• _WHAT YOU ARE ASKED TO DO_
The entries below are to be repeated exactly as they stand.

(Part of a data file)
· · ·

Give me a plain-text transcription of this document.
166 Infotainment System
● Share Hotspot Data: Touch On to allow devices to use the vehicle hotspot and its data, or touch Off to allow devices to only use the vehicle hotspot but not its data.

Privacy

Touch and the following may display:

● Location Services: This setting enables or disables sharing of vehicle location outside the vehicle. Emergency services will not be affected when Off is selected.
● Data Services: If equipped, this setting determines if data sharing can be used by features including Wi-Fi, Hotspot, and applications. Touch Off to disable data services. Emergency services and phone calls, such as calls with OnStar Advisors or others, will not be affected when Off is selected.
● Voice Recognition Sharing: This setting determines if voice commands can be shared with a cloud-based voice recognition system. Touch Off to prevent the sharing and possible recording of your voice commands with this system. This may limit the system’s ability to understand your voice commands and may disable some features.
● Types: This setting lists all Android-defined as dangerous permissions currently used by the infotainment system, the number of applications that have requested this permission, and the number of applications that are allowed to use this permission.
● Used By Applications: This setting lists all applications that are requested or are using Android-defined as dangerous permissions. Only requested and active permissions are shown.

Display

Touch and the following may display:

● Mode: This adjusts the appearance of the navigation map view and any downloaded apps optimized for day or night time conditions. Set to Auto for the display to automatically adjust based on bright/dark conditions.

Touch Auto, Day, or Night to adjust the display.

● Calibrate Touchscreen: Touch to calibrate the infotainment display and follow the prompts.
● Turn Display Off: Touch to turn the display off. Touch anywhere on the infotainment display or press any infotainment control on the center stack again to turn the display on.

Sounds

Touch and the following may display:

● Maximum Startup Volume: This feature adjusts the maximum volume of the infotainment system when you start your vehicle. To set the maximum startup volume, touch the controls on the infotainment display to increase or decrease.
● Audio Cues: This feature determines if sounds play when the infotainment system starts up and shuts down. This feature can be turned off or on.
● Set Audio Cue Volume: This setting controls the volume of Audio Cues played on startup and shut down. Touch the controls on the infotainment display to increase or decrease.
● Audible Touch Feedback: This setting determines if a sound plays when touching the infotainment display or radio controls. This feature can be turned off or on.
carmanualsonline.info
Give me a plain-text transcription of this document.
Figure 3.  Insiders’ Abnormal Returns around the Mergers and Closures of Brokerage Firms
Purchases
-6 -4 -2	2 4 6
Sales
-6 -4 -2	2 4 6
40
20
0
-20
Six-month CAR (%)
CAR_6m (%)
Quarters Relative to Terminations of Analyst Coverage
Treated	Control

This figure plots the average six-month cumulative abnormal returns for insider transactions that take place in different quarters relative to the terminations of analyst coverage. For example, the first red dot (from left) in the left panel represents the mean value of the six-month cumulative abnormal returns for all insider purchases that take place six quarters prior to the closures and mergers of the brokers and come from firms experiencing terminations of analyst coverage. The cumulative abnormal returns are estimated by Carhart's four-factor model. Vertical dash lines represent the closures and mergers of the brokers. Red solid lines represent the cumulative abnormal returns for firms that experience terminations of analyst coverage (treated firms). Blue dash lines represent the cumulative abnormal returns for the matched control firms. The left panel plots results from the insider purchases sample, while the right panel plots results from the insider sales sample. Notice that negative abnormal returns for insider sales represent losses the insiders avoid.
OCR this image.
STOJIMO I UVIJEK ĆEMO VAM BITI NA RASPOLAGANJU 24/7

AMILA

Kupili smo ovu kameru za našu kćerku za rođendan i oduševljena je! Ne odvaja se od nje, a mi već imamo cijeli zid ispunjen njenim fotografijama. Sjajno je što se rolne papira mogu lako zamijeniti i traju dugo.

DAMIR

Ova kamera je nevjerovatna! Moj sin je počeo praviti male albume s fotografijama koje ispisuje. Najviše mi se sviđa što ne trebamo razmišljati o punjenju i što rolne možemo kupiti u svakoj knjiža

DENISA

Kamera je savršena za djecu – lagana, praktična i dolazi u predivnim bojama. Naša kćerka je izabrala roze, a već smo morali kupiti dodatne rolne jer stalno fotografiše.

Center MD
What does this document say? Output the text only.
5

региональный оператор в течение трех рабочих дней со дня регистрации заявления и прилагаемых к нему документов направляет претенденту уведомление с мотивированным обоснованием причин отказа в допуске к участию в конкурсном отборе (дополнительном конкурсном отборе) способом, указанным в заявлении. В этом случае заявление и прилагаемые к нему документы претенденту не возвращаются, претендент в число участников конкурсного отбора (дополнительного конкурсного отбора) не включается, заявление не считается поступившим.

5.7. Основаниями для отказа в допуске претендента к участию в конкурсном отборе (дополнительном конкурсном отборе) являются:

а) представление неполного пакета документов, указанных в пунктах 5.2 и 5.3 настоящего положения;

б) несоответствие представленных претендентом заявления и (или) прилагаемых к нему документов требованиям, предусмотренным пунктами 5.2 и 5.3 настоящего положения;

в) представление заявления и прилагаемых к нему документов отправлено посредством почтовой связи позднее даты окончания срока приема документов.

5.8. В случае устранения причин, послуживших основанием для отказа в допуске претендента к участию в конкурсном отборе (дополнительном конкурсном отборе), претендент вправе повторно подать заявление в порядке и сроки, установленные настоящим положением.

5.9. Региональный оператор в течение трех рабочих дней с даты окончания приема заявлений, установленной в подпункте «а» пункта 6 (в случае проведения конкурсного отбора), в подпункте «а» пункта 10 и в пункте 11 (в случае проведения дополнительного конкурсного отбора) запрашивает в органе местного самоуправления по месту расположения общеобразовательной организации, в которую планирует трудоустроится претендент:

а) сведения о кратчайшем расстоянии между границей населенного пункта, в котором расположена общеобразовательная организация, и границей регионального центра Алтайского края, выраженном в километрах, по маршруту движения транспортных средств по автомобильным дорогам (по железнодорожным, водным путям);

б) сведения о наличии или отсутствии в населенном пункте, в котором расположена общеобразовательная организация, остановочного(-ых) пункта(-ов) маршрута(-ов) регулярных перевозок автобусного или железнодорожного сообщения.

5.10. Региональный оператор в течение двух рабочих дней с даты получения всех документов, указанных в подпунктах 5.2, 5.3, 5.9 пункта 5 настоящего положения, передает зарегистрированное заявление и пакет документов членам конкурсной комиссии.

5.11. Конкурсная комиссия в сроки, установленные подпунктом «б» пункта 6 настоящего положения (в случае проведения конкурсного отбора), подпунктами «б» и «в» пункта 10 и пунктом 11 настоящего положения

· · ·

• _EXERCISE ANSWER_
Give me a plain-text transcription of this document.
166 Infotainment System
● Share Hotspot Data: Touch On to allow devices to use the vehicle hotspot and its data, or touch Off to allow devices to only use the vehicle hotspot but not its data.

Privacy

Touch and the following may display:

● Location Services: This setting enables or disables sharing of vehicle location outside the vehicle. Emergency services will not be affected when Off is selected.
● Data Services: If equipped, this setting determines if data sharing can be used by features including Wi-Fi, Hotspot, and applications. Touch Off to disable data services. Emergency services and phone calls, such as calls with OnStar Advisors or others, will not be affected when Off is selected.
● Voice Recognition Sharing: This setting determines if voice commands can be shared with a cloud-based voice recognition system. Touch Off to prevent the sharing and possible recording of your voice commands with this system. This may limit the system’s ability to understand your voice commands and may disable some features.
● Types: This setting lists all Android-defined as dangerous permissions currently used by the infotainment system, the number of applications that have requested this permission, and the number of applications that are allowed to use this permission.
● Used By Applications: This setting lists all applications that are requested or are using Android-defined as dangerous permissions. Only requested and active permissions are shown.

Display

Touch and the following may display:

● Mode: This adjusts the appearance of the navigation map view and any downloaded apps optimized for day or night time conditions. Set to Auto for the display to automatically adjust based on bright/dark conditions.

Touch Auto, Day, or Night to adjust the display.

● Calibrate Touchscreen: Touch to calibrate the infotainment display and follow the prompts.
● Turn Display Off: Touch to turn the display off. Touch anywhere on the infotainment display or press any infotainment control on the center stack again to turn the display on.

Sounds

Touch and the following may display:

● Maximum Startup Volume: This feature adjusts the maximum volume of the infotainment system when you start your vehicle. To set the maximum startup volume, touch the controls on the infotainment display to increase or decrease.
● Audio Cues: This feature determines if sounds play when the infotainment system starts up and shuts down. This feature can be turned off or on.
● Set Audio Cue Volume: This setting controls the volume of Audio Cues played on startup and shut down. Touch the controls on the infotainment display to increase or decrease.
● Audible Touch Feedback: This setting determines if a sound plays when touching the infotainment display or radio controls. This feature can be turned off or on.
carmanualsonline.info
Give me a plain-text transcription of this document.
Figure 3.  Insiders’ Abnormal Returns around the Mergers and Closures of Brokerage Firms
Purchases
-6 -4 -2	2 4 6
Sales
-6 -4 -2	2 4 6
40
20
0
-20
Six-month CAR (%)
CAR_6m (%)
Quarters Relative to Terminations of Analyst Coverage
Treated	Control

This figure plots the average six-month cumulative abnormal returns for insider transactions that take place in different quarters relative to the terminations of analyst coverage. For example, the first red dot (from left) in the left panel represents the mean value of the six-month cumulative abnormal returns for all insider purchases that take place six quarters prior to the closures and mergers of the brokers and come from firms experiencing terminations of analyst coverage. The cumulative abnormal returns are estimated by Carhart's four-factor model. Vertical dash lines represent the closures and mergers of the brokers. Red solid lines represent the cumulative abnormal returns for firms that experience terminations of analyst coverage (treated firms). Blue dash lines represent the cumulative abnormal returns for the matched control firms. The left panel plots results from the insider purchases sample, while the right panel plots results from the insider sales sample. Notice that negative abnormal returns for insider sales represent losses the insiders avoid.
OCR this image.
STOJIMO I UVIJEK ĆEMO VAM BITI NA RASPOLAGANJU 24/7

AMILA

Kupili smo ovu kameru za našu kćerku za rođendan i oduševljena je! Ne odvaja se od nje, a mi već imamo cijeli zid ispunjen njenim fotografijama. Sjajno je što se rolne papira mogu lako zamijeniti i traju dugo.

DAMIR

Ova kamera je nevjerovatna! Moj sin je počeo praviti male albume s fotografijama koje ispisuje. Najviše mi se sviđa što ne trebamo razmišljati o punjenju i što rolne možemo kupiti u svakoj knjiža

DENISA

Kamera je savršena za djecu – lagana, praktična i dolazi u predivnim bojama. Naša kćerka je izabrala roze, a već smo morali kupiti dodatne rolne jer stalno fotografiše.

Center MD
What does this document say? Output the text only.
5

региональный оператор в течение трех рабочих дней со дня регистрации заявления и прилагаемых к нему документов направляет претенденту уведомление с мотивированным обоснованием причин отказа в допуске к участию в конкурсном отборе (дополнительном конкурсном отборе) способом, указанным в заявлении. В этом случае заявление и прилагаемые к нему документы претенденту не возвращаются, претендент в число участников конкурсного отбора (дополнительного конкурсного отбора) не включается, заявление не считается поступившим.

5.7. Основаниями для отказа в допуске претендента к участию в конкурсном отборе (дополнительном конкурсном отборе) являются:

а) представление неполного пакета документов, указанных в пунктах 5.2 и 5.3 настоящего положения;

б) несоответствие представленных претендентом заявления и (или) прилагаемых к нему документов требованиям, предусмотренным пунктами 5.2 и 5.3 настоящего положения;

в) представление заявления и прилагаемых к нему документов отправлено посредством почтовой связи позднее даты окончания срока приема документов.

5.8. В случае устранения причин, послуживших основанием для отказа в допуске претендента к участию в конкурсном отборе (дополнительном конкурсном отборе), претендент вправе повторно подать заявление в порядке и сроки, установленные настоящим положением.

5.9. Региональный оператор в течение трех рабочих дней с даты окончания приема заявлений, установленной в подпункте «а» пункта 6 (в случае проведения конкурсного отбора), в подпункте «а» пункта 10 и в пункте 11 (в случае проведения дополнительного конкурсного отбора) запрашивает в органе местного самоуправления по месту расположения общеобразовательной организации, в которую планирует трудоустроится претендент:

а) сведения о кратчайшем расстоянии между границей населенного пункта, в котором расположена общеобразовательная организация, и границей регионального центра Алтайского края, выраженном в километрах, по маршруту движения транспортных средств по автомобильным дорогам (по железнодорожным, водным путям);

б) сведения о наличии или отсутствии в населенном пункте, в котором расположена общеобразовательная организация, остановочного(-ых) пункта(-ов) маршрута(-ов) регулярных перевозок автобусного или железнодорожного сообщения.

5.10. Региональный оператор в течение двух рабочих дней с даты получения всех документов, указанных в подпунктах 5.2, 5.3, 5.9 пункта 5 настоящего положения, передает зарегистрированное заявление и пакет документов членам конкурсной комиссии.

5.11. Конкурсная комиссия в сроки, установленные подпунктом «б» пункта 6 настоящего положения (в случае проведения конкурсного отбора), подпунктами «б» и «в» пункта 10 и пунктом 11 настоящего положения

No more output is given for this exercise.